## Exercise description
A single number is the answer here: how many lines of the entries contain "mình"?

## Data excerpts
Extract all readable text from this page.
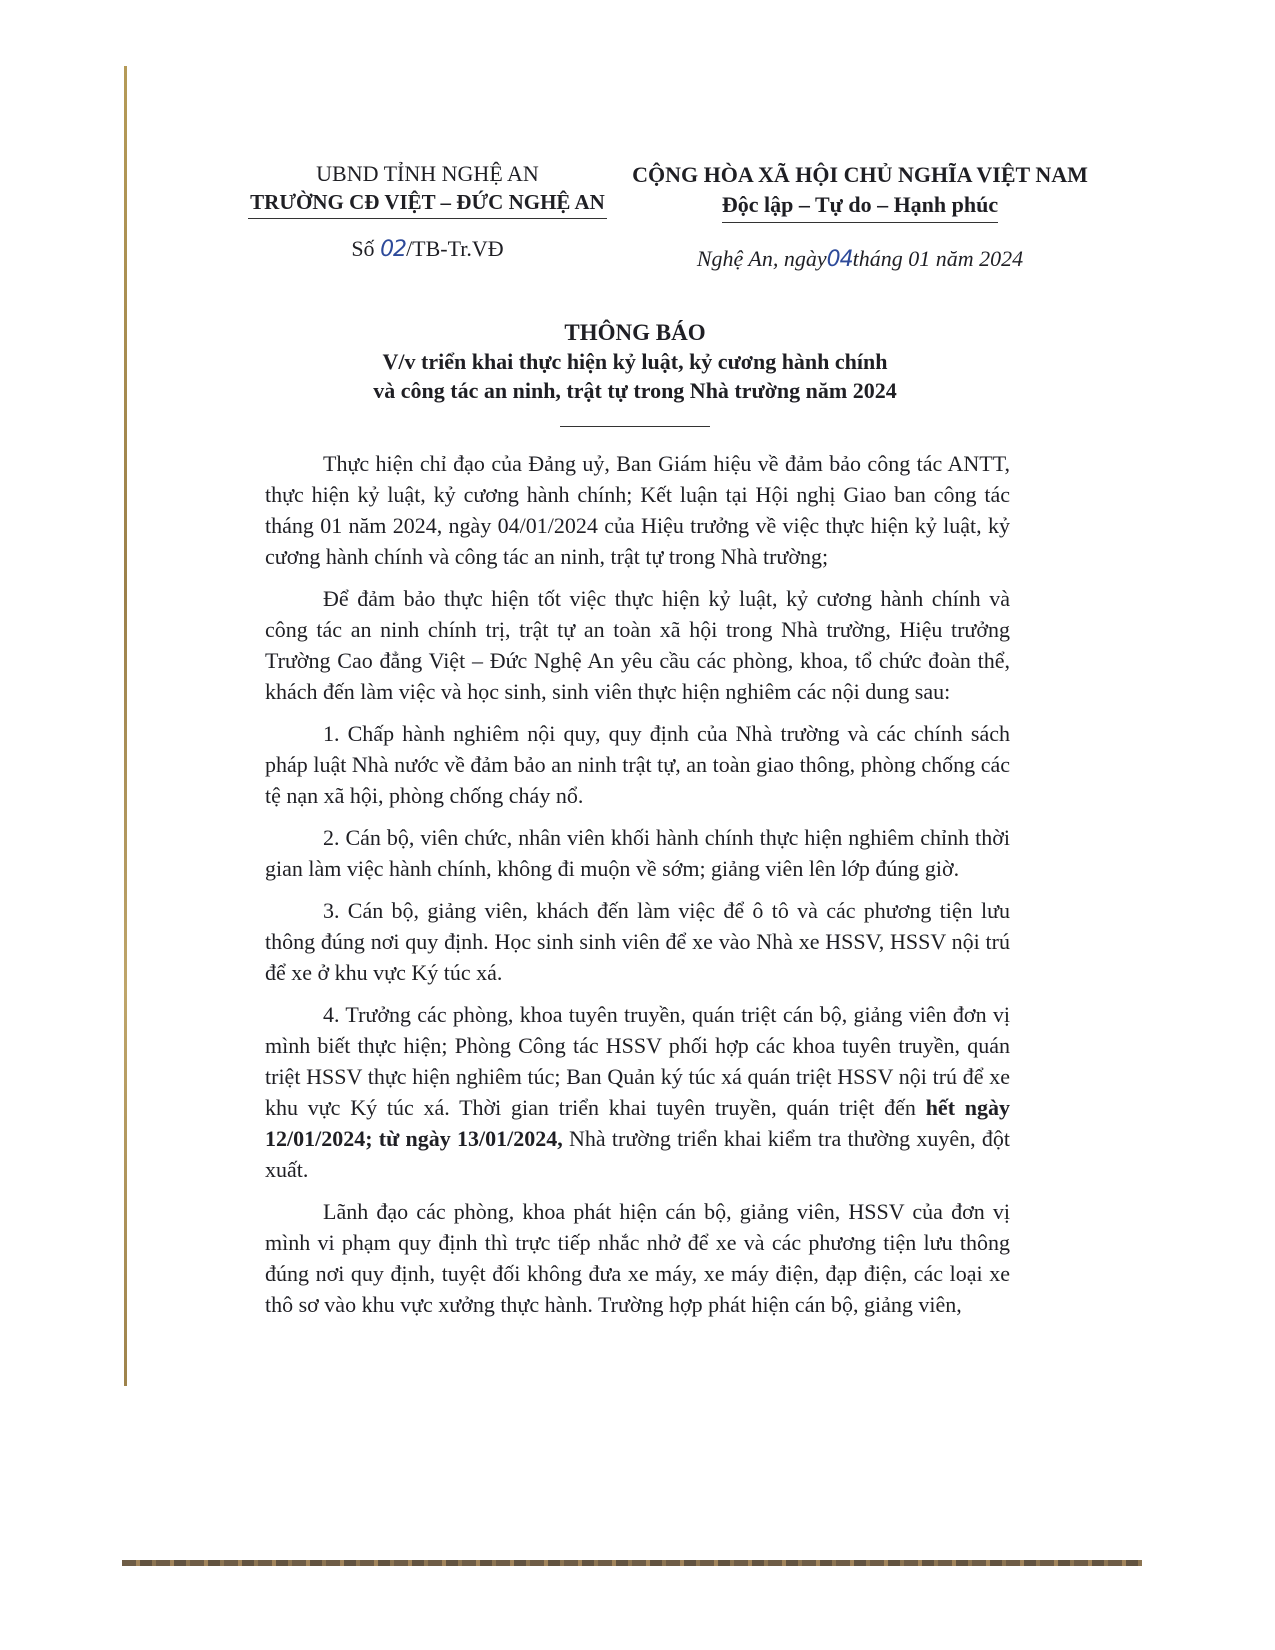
UBND TỈNH NGHỆ AN
TRƯỜNG CĐ VIỆT – ĐỨC NGHỆ AN
Số 02/TB-Tr.VĐ
CỘNG HÒA XÃ HỘI CHỦ NGHĨA VIỆT NAM
Độc lập – Tự do – Hạnh phúc
Nghệ An, ngày04tháng 01 năm 2024
THÔNG BÁO
V/v triển khai thực hiện kỷ luật, kỷ cương hành chính
và công tác an ninh, trật tự trong Nhà trường năm 2024

Thực hiện chỉ đạo của Đảng uỷ, Ban Giám hiệu về đảm bảo công tác ANTT, thực hiện kỷ luật, kỷ cương hành chính; Kết luận tại Hội nghị Giao ban công tác tháng 01 năm 2024, ngày 04/01/2024 của Hiệu trưởng về việc thực hiện kỷ luật, kỷ cương hành chính và công tác an ninh, trật tự trong Nhà trường;

Để đảm bảo thực hiện tốt việc thực hiện kỷ luật, kỷ cương hành chính và công tác an ninh chính trị, trật tự an toàn xã hội trong Nhà trường, Hiệu trưởng Trường Cao đẳng Việt – Đức Nghệ An yêu cầu các phòng, khoa, tổ chức đoàn thể, khách đến làm việc và học sinh, sinh viên thực hiện nghiêm các nội dung sau:

1. Chấp hành nghiêm nội quy, quy định của Nhà trường và các chính sách pháp luật Nhà nước về đảm bảo an ninh trật tự, an toàn giao thông, phòng chống các tệ nạn xã hội, phòng chống cháy nổ.

2. Cán bộ, viên chức, nhân viên khối hành chính thực hiện nghiêm chỉnh thời gian làm việc hành chính, không đi muộn về sớm; giảng viên lên lớp đúng giờ.

3. Cán bộ, giảng viên, khách đến làm việc để ô tô và các phương tiện lưu thông đúng nơi quy định. Học sinh sinh viên để xe vào Nhà xe HSSV, HSSV nội trú để xe ở khu vực Ký túc xá.

4. Trưởng các phòng, khoa tuyên truyền, quán triệt cán bộ, giảng viên đơn vị mình biết thực hiện; Phòng Công tác HSSV phối hợp các khoa tuyên truyền, quán triệt HSSV thực hiện nghiêm túc; Ban Quản ký túc xá quán triệt HSSV nội trú để xe khu vực Ký túc xá. Thời gian triển khai tuyên truyền, quán triệt đến hết ngày 12/01/2024; từ ngày 13/01/2024, Nhà trường triển khai kiểm tra thường xuyên, đột xuất.

Lãnh đạo các phòng, khoa phát hiện cán bộ, giảng viên, HSSV của đơn vị mình vi phạm quy định thì trực tiếp nhắc nhở để xe và các phương tiện lưu thông đúng nơi quy định, tuyệt đối không đưa xe máy, xe máy điện, đạp điện, các loại xe thô sơ vào khu vực xưởng thực hành. Trường hợp phát hiện cán bộ, giảng viên,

## Solution for this problem
2